• _WHAT IS NEEDED_
Please reproduce the records below word for word, from their first line through the line containing "smoke-patch — [192, 361, 199, 366]", with both of those lines included.

##########

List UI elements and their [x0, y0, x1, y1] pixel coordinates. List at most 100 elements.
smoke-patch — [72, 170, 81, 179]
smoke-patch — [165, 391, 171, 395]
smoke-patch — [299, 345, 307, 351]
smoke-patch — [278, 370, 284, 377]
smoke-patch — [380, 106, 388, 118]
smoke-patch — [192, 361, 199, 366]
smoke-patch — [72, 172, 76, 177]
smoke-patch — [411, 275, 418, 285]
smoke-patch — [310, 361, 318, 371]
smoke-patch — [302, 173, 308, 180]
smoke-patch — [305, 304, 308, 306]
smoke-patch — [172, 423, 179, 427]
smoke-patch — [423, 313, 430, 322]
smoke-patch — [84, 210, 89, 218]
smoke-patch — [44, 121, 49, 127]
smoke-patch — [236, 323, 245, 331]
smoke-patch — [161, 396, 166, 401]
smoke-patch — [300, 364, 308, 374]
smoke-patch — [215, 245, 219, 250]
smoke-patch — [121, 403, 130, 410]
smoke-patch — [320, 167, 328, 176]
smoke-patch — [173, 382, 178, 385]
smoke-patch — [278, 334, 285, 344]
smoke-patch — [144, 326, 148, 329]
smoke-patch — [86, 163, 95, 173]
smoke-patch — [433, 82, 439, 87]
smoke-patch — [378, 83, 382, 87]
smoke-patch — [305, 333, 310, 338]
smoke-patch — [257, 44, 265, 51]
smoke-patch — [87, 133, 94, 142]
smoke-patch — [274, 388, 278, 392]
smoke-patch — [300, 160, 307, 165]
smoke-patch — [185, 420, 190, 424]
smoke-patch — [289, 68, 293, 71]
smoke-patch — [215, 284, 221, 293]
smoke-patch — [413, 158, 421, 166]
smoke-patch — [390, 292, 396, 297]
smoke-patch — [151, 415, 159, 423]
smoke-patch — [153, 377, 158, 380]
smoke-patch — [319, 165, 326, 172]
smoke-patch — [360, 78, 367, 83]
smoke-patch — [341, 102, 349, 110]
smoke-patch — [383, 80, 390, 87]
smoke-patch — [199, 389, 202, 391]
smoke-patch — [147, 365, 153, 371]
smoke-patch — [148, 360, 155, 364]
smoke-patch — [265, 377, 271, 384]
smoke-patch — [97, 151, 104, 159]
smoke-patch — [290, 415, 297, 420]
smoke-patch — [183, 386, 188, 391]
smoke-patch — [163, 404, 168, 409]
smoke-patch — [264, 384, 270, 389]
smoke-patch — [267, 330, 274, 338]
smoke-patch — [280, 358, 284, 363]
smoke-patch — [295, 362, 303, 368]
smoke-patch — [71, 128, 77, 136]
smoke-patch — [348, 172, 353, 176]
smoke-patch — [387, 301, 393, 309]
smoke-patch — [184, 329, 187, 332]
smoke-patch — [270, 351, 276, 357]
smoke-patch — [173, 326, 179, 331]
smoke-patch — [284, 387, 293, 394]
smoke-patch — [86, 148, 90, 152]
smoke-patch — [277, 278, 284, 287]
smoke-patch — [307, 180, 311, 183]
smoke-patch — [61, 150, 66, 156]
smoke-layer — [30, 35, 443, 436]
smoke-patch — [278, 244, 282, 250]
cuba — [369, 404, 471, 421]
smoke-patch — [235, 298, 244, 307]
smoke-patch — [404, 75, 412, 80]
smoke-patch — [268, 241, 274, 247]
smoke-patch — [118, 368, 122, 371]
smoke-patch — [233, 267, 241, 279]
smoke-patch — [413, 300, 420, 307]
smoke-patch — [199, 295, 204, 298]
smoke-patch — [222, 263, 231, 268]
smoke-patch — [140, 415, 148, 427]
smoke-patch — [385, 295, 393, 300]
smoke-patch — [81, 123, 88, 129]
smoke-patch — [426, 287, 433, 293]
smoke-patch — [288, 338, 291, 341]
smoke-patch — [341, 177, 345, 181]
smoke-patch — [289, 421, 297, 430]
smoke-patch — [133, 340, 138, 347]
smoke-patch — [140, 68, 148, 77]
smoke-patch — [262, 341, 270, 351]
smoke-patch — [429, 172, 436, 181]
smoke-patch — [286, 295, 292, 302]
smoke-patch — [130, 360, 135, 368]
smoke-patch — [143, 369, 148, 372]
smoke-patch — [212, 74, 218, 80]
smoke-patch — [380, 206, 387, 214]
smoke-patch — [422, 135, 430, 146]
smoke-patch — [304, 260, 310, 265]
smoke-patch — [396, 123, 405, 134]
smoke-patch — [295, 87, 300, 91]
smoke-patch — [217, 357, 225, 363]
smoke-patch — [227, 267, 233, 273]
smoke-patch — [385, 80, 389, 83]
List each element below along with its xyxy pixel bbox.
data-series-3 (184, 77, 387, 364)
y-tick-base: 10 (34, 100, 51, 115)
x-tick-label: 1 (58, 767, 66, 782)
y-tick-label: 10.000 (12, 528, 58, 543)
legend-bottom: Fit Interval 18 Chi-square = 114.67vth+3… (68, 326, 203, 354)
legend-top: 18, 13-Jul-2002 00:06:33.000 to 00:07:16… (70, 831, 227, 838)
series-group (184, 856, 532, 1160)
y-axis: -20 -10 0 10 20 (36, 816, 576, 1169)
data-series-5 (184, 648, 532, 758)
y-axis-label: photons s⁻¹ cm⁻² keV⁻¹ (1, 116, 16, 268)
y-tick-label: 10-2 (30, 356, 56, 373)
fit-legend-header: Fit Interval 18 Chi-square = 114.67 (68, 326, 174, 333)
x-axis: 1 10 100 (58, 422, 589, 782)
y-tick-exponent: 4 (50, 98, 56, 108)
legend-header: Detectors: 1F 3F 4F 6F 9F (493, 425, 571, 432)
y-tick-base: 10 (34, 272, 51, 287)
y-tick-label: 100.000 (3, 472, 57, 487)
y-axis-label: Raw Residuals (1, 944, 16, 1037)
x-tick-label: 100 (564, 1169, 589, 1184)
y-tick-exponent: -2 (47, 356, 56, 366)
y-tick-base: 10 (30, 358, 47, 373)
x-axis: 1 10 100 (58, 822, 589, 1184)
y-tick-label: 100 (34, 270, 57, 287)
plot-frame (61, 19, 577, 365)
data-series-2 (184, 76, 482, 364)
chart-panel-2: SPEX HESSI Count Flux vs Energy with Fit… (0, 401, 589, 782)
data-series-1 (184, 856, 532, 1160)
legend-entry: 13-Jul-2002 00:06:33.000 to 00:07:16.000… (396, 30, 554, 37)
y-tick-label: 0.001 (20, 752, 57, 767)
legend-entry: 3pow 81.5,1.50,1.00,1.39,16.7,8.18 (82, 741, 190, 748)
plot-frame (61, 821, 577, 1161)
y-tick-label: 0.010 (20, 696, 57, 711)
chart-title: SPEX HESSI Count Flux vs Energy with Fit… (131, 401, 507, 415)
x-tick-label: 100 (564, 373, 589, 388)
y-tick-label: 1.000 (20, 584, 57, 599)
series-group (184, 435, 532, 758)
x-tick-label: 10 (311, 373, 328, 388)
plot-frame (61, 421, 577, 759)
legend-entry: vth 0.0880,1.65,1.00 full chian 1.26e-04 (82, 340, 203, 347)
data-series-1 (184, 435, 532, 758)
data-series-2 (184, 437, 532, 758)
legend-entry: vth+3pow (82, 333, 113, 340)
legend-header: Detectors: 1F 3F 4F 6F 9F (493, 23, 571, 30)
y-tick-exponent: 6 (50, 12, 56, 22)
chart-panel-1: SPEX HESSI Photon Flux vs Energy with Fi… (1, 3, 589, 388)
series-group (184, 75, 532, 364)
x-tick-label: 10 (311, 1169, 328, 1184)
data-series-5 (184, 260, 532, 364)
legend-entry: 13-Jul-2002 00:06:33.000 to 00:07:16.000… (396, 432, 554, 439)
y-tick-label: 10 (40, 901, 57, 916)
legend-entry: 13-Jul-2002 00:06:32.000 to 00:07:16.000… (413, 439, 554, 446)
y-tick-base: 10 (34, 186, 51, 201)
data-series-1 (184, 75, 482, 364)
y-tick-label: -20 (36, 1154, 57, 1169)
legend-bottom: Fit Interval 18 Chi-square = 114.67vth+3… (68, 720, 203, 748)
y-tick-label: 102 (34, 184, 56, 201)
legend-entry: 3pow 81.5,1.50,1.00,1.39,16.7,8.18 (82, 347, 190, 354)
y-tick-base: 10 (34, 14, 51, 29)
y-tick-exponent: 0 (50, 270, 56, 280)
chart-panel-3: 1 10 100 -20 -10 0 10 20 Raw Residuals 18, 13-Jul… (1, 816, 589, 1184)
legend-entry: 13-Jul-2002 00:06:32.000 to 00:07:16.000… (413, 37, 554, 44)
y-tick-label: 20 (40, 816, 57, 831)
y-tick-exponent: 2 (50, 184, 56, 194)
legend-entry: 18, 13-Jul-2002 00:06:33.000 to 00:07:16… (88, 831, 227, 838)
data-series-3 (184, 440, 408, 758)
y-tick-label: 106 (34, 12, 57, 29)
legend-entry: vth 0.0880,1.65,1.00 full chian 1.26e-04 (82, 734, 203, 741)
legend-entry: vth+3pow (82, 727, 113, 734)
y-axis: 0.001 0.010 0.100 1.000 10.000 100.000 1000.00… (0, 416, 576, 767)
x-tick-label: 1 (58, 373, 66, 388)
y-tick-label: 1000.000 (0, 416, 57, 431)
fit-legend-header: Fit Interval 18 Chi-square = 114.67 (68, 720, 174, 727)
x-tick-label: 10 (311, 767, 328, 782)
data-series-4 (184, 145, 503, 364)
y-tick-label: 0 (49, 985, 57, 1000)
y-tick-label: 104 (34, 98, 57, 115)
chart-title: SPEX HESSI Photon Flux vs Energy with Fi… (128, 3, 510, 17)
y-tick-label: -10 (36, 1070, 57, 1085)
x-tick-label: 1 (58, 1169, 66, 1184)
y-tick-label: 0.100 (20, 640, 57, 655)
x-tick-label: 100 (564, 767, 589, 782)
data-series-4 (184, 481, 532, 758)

##########

• _WRITTEN SOLUTION_
List UI elements and their [x0, y0, x1, y1] pixel coordinates. List at most 100 elements.
smoke-patch — [72, 170, 81, 179]
smoke-patch — [165, 391, 171, 395]
smoke-patch — [299, 345, 307, 351]
smoke-patch — [278, 370, 284, 377]
smoke-patch — [380, 106, 388, 118]
smoke-patch — [192, 361, 199, 366]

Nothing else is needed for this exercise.